Go through the records and extract every line with the word "Broad".

╭──

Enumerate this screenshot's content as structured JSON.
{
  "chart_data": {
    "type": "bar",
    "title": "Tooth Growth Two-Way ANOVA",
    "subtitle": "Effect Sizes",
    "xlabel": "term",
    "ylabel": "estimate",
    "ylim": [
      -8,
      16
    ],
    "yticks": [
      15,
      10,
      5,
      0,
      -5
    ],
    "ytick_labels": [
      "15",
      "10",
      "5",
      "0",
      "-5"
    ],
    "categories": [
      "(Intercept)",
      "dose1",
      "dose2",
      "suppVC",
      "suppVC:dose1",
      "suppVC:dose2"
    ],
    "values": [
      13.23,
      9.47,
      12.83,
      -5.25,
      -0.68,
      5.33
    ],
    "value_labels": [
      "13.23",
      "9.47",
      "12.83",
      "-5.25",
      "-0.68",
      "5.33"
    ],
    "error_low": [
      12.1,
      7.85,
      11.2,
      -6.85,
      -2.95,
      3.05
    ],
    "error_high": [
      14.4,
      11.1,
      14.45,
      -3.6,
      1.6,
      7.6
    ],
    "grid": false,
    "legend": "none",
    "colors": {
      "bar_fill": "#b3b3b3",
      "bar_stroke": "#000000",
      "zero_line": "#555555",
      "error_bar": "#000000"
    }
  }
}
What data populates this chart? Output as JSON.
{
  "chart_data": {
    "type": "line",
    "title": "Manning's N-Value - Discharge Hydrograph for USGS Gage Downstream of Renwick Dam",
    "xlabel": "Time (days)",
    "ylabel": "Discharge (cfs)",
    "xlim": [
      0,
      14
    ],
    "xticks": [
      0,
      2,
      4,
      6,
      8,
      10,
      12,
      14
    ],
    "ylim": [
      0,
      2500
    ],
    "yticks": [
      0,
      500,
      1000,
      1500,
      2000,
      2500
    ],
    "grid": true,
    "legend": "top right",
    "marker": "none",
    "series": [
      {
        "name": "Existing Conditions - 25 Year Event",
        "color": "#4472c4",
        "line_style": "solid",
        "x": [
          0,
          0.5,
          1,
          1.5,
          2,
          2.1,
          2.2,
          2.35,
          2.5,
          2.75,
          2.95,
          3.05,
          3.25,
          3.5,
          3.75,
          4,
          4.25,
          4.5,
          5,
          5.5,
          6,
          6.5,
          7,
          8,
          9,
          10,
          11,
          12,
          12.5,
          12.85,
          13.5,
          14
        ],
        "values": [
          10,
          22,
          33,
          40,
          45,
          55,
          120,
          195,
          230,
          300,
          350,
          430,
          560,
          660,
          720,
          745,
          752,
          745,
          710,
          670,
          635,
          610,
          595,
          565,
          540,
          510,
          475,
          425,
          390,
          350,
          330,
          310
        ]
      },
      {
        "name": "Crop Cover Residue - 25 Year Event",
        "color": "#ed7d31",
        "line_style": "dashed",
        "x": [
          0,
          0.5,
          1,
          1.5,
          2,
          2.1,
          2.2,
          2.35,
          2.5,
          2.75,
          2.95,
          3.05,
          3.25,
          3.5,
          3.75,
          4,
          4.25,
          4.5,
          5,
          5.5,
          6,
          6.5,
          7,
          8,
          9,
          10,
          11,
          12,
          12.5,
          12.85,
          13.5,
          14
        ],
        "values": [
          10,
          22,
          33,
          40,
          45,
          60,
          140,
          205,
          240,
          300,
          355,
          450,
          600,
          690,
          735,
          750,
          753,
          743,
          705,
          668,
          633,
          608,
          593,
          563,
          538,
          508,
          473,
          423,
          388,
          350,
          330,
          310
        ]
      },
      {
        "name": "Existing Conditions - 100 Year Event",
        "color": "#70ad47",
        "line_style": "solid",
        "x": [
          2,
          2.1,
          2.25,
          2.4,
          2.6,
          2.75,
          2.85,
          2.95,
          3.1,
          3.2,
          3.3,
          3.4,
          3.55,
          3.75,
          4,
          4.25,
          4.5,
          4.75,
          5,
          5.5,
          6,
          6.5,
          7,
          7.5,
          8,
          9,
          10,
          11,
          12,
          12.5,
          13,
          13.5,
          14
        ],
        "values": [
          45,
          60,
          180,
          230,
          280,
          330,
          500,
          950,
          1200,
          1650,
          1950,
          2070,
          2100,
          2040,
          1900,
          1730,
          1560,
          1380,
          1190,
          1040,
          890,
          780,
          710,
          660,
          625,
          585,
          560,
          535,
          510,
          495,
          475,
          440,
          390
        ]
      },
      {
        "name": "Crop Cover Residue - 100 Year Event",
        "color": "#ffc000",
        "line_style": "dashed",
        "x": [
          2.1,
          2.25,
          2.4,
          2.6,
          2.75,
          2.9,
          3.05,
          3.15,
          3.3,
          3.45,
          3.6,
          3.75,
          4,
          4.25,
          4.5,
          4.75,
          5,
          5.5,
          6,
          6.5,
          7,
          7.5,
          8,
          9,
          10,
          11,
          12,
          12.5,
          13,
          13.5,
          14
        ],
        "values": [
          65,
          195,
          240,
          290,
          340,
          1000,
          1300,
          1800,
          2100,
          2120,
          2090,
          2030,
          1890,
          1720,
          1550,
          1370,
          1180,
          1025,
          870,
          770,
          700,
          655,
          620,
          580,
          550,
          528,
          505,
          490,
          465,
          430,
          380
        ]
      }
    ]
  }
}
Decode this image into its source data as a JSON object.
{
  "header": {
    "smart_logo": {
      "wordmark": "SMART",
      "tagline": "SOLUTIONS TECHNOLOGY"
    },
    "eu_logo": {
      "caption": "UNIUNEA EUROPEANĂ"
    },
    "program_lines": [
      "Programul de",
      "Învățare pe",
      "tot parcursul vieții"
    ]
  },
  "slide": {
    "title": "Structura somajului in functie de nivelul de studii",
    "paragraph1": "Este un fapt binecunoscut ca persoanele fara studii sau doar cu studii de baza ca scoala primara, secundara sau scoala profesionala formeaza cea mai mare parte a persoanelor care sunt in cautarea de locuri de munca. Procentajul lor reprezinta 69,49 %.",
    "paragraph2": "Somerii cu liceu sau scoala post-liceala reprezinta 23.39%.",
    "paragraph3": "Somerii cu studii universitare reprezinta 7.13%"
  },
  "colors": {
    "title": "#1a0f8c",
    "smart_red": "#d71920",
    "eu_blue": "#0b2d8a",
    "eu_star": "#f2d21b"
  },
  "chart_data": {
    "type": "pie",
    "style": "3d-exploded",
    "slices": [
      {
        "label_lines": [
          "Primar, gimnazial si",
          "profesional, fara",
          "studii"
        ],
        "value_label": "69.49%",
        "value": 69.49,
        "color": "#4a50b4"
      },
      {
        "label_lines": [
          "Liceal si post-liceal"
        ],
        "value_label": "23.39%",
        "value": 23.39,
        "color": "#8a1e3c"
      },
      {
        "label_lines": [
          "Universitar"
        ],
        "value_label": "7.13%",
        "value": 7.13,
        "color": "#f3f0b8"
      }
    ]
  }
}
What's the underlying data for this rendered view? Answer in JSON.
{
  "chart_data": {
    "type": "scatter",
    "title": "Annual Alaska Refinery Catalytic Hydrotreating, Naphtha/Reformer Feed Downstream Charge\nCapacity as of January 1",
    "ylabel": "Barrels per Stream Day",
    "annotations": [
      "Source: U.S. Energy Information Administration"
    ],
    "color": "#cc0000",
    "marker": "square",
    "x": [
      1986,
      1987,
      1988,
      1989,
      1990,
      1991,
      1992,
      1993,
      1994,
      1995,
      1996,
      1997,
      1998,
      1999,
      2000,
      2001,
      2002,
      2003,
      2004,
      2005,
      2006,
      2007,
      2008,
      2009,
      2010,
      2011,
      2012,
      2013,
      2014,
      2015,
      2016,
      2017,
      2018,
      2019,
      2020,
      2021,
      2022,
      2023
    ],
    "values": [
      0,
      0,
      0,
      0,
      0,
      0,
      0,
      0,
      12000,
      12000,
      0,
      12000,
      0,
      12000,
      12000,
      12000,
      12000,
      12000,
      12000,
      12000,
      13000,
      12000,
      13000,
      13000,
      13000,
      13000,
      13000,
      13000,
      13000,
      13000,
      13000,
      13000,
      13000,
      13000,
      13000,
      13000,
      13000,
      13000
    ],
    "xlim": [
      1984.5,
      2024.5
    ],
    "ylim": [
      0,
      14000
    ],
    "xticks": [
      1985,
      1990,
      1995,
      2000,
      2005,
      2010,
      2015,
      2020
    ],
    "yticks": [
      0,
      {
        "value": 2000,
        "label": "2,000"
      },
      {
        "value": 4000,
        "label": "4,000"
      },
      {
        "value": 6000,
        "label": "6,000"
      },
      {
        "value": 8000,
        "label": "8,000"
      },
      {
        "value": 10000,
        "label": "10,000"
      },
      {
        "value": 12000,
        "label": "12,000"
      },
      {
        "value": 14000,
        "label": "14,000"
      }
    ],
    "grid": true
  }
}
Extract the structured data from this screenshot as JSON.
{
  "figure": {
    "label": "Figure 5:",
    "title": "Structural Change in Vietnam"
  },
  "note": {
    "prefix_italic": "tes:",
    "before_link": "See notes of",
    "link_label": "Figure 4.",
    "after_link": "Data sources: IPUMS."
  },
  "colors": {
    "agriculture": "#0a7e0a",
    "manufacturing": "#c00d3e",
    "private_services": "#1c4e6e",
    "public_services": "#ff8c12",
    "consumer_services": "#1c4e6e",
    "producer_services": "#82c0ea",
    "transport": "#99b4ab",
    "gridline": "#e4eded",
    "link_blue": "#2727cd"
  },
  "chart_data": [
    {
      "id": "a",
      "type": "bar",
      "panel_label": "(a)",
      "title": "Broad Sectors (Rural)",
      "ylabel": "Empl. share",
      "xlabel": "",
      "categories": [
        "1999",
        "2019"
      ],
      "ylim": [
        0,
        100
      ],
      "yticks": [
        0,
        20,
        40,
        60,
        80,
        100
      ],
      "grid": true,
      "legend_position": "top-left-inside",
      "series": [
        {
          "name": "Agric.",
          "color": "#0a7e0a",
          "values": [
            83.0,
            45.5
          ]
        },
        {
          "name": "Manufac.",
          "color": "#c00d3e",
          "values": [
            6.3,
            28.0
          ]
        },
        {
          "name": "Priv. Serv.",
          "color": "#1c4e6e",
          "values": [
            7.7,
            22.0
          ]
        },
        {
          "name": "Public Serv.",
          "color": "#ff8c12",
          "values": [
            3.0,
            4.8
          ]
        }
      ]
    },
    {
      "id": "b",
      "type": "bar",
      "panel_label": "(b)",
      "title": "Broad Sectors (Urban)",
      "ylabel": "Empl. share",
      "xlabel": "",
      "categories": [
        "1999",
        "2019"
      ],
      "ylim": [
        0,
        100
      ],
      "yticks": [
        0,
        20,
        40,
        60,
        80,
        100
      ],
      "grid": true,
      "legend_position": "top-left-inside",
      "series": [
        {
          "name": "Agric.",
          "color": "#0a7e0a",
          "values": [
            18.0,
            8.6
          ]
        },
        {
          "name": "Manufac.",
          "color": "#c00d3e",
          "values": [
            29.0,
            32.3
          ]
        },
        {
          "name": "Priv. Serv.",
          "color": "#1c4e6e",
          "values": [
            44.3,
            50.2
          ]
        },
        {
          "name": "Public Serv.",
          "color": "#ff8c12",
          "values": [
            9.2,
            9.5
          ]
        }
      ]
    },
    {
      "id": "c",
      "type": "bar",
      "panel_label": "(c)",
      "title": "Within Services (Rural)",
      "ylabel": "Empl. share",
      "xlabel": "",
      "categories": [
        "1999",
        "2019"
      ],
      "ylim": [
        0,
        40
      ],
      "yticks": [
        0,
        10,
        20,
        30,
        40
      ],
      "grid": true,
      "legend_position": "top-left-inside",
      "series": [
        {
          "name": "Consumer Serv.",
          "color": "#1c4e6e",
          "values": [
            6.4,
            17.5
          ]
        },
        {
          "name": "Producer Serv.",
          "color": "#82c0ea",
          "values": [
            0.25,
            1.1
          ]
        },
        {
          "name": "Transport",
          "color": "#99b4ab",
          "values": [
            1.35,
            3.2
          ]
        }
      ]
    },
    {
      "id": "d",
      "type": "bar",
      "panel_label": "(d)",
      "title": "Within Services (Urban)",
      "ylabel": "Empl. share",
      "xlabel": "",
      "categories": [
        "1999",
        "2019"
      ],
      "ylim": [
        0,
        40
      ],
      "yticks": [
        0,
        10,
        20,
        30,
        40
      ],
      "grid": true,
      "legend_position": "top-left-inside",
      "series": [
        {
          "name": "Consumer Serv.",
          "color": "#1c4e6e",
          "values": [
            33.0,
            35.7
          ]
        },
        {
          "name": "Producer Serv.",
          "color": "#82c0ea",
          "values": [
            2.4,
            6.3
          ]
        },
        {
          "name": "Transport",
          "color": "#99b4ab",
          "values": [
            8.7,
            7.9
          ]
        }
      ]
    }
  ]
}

╰──

Solved exercise:
      "title": "Broad Sectors (Rural)",
      "title": "Broad Sectors (Urban)",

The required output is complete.